• **INFORMATION SUPPLIED**

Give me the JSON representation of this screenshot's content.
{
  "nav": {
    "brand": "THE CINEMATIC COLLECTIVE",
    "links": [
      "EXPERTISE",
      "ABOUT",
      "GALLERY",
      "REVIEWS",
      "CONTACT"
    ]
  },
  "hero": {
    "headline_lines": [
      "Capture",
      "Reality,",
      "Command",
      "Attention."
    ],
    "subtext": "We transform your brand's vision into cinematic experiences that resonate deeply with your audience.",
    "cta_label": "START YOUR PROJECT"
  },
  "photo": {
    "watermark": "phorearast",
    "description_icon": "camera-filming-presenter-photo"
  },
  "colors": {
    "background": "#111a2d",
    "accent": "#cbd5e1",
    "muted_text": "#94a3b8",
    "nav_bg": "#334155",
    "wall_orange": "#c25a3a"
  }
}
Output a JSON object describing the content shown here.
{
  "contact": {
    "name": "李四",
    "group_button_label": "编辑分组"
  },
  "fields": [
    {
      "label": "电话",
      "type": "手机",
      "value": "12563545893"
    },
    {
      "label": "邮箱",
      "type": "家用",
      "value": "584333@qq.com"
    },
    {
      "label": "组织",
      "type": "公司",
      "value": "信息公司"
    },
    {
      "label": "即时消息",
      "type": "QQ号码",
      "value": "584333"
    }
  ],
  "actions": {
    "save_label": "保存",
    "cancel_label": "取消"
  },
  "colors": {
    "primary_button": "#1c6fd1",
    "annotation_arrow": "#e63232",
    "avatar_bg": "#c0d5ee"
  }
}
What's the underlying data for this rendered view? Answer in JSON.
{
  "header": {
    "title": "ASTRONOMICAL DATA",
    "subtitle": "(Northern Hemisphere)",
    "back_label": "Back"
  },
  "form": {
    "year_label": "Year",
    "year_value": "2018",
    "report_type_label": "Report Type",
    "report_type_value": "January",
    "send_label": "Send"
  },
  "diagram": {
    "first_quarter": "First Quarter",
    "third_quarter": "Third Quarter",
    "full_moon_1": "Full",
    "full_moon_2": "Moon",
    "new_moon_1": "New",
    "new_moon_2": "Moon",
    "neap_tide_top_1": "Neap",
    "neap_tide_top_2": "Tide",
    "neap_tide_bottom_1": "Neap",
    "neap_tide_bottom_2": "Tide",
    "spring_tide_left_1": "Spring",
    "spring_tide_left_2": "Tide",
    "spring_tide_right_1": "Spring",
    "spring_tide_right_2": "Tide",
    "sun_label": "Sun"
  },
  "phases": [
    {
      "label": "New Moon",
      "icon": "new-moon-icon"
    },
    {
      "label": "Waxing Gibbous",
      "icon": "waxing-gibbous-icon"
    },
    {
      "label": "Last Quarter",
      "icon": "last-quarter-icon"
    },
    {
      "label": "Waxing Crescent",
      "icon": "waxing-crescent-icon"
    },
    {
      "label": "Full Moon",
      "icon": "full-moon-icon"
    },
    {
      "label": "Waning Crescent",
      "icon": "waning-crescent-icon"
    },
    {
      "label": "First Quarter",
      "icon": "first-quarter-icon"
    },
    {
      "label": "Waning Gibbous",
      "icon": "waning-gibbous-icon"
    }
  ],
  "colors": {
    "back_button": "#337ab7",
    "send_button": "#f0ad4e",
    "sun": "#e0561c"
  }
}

==

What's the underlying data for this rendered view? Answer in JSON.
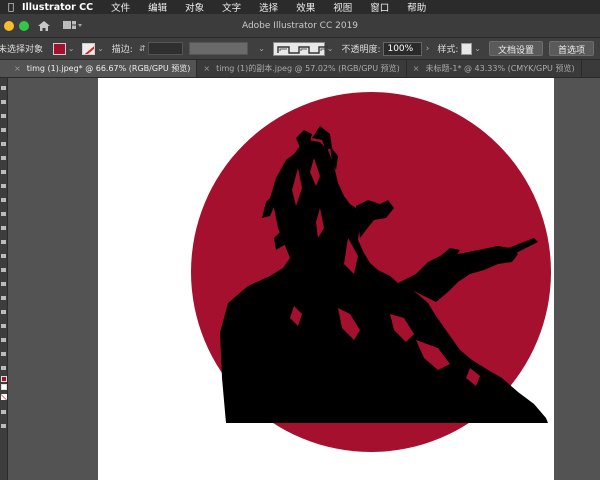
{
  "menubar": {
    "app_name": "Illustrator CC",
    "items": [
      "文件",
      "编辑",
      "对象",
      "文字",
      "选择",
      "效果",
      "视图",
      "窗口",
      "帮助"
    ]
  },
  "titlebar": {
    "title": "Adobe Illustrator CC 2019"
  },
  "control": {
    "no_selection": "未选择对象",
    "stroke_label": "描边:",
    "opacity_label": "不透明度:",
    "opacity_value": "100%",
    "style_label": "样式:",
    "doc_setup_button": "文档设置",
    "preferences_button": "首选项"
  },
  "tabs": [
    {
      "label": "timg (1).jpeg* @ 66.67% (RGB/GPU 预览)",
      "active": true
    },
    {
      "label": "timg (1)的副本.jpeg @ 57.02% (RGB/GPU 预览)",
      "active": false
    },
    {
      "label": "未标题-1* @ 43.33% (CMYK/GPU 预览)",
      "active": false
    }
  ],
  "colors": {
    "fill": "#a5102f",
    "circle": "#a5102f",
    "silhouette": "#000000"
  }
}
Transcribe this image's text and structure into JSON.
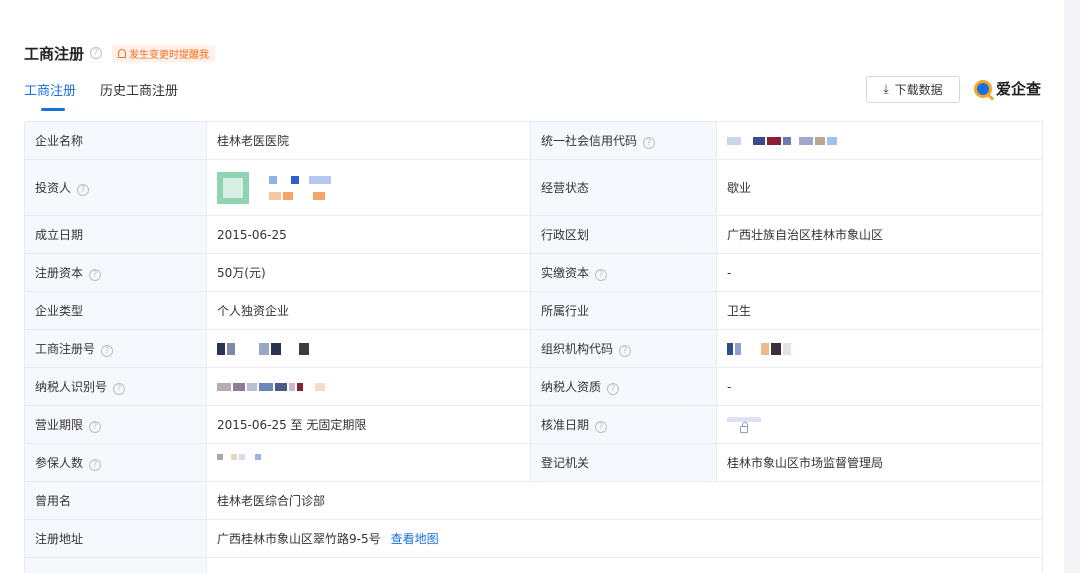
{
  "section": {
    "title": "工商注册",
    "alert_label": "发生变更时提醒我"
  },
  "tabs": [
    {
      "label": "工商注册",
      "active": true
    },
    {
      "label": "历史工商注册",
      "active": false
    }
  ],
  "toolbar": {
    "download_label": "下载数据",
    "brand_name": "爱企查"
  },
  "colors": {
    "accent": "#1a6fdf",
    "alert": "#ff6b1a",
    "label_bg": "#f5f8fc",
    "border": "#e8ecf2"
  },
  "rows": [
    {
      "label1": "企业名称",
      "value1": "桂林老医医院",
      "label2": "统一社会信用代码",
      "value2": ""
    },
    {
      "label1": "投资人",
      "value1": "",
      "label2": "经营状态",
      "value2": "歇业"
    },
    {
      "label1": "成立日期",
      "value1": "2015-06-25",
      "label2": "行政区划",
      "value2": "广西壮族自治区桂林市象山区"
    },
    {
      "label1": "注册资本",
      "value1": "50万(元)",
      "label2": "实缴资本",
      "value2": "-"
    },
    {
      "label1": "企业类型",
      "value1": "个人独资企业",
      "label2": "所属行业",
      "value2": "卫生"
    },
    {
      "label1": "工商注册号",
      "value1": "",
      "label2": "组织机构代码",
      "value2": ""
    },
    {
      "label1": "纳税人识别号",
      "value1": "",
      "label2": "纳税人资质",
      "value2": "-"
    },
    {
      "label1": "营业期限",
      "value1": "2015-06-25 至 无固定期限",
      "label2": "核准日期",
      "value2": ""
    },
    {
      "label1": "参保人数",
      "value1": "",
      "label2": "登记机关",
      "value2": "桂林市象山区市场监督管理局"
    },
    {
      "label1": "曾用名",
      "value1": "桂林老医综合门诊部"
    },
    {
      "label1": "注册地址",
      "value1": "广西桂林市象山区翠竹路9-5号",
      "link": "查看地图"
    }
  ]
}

==

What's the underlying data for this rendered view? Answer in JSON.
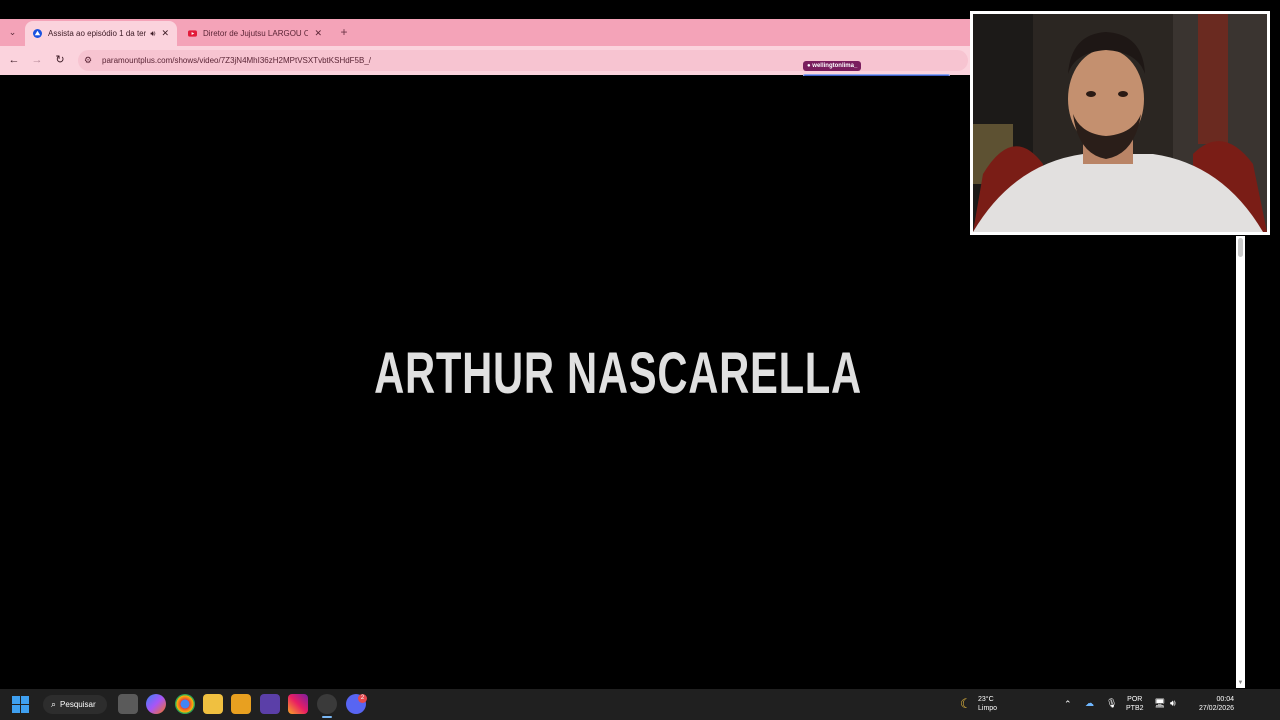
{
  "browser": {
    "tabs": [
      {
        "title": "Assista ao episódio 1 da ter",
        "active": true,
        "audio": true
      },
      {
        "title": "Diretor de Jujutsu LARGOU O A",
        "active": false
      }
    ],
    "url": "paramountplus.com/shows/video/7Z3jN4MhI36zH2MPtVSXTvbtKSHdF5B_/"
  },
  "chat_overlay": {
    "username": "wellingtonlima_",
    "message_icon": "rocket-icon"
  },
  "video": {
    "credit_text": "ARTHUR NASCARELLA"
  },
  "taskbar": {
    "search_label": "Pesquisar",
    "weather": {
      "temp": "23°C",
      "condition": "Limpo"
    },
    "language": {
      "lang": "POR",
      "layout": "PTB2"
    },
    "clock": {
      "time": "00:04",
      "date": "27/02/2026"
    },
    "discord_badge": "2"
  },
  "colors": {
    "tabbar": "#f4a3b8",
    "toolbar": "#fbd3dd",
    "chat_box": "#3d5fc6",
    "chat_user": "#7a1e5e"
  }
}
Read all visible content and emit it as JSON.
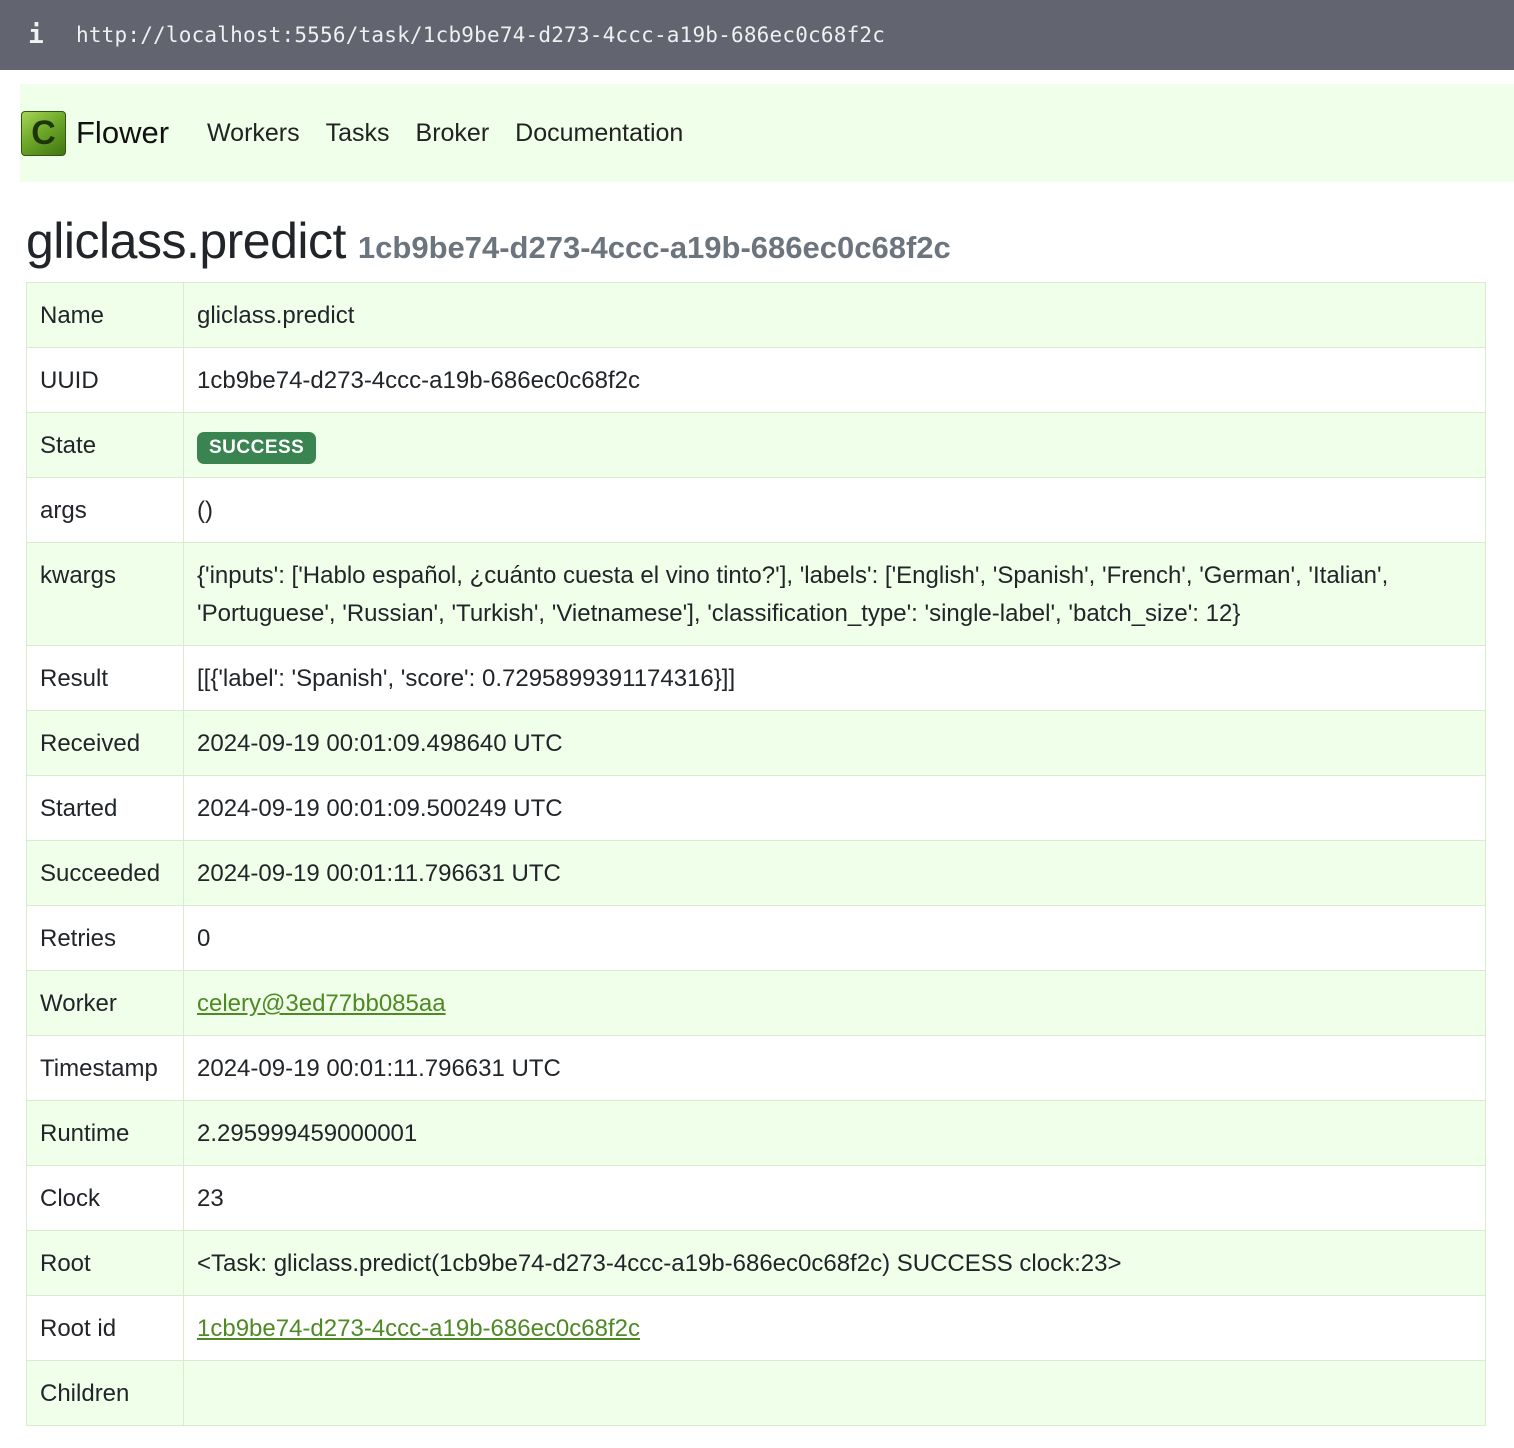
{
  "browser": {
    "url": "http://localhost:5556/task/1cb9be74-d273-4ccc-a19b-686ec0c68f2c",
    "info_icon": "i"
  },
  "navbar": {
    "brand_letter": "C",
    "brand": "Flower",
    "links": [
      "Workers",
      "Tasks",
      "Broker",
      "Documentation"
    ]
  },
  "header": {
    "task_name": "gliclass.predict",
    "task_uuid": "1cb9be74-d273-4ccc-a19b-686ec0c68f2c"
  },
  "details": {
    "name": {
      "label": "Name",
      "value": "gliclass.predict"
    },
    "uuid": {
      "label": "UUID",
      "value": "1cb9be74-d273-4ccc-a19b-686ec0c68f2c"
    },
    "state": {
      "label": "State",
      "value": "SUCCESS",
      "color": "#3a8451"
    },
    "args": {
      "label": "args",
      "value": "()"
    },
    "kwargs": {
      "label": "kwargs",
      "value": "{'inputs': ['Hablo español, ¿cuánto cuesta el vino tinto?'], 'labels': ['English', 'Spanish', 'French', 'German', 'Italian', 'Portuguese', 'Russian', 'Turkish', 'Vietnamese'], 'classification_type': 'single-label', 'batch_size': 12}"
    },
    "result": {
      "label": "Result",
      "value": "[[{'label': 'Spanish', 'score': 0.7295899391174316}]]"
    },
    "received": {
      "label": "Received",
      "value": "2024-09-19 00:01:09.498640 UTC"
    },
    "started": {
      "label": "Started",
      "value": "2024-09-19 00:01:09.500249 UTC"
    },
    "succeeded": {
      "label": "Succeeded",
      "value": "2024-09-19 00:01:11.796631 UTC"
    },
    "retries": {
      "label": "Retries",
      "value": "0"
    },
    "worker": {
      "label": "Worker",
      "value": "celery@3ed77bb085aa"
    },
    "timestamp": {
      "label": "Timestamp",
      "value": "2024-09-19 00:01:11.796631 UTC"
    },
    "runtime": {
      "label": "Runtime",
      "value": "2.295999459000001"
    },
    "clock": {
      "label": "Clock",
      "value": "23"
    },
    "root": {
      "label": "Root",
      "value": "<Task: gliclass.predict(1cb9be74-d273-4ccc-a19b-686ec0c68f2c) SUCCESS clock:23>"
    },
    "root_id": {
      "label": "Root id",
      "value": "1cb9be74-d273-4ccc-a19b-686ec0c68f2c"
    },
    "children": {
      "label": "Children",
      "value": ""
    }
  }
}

• **REQUIREMENTS**
Indicate how many lines of the material include the word "true"; the number alone is required.

• **THE SOLUTION**
4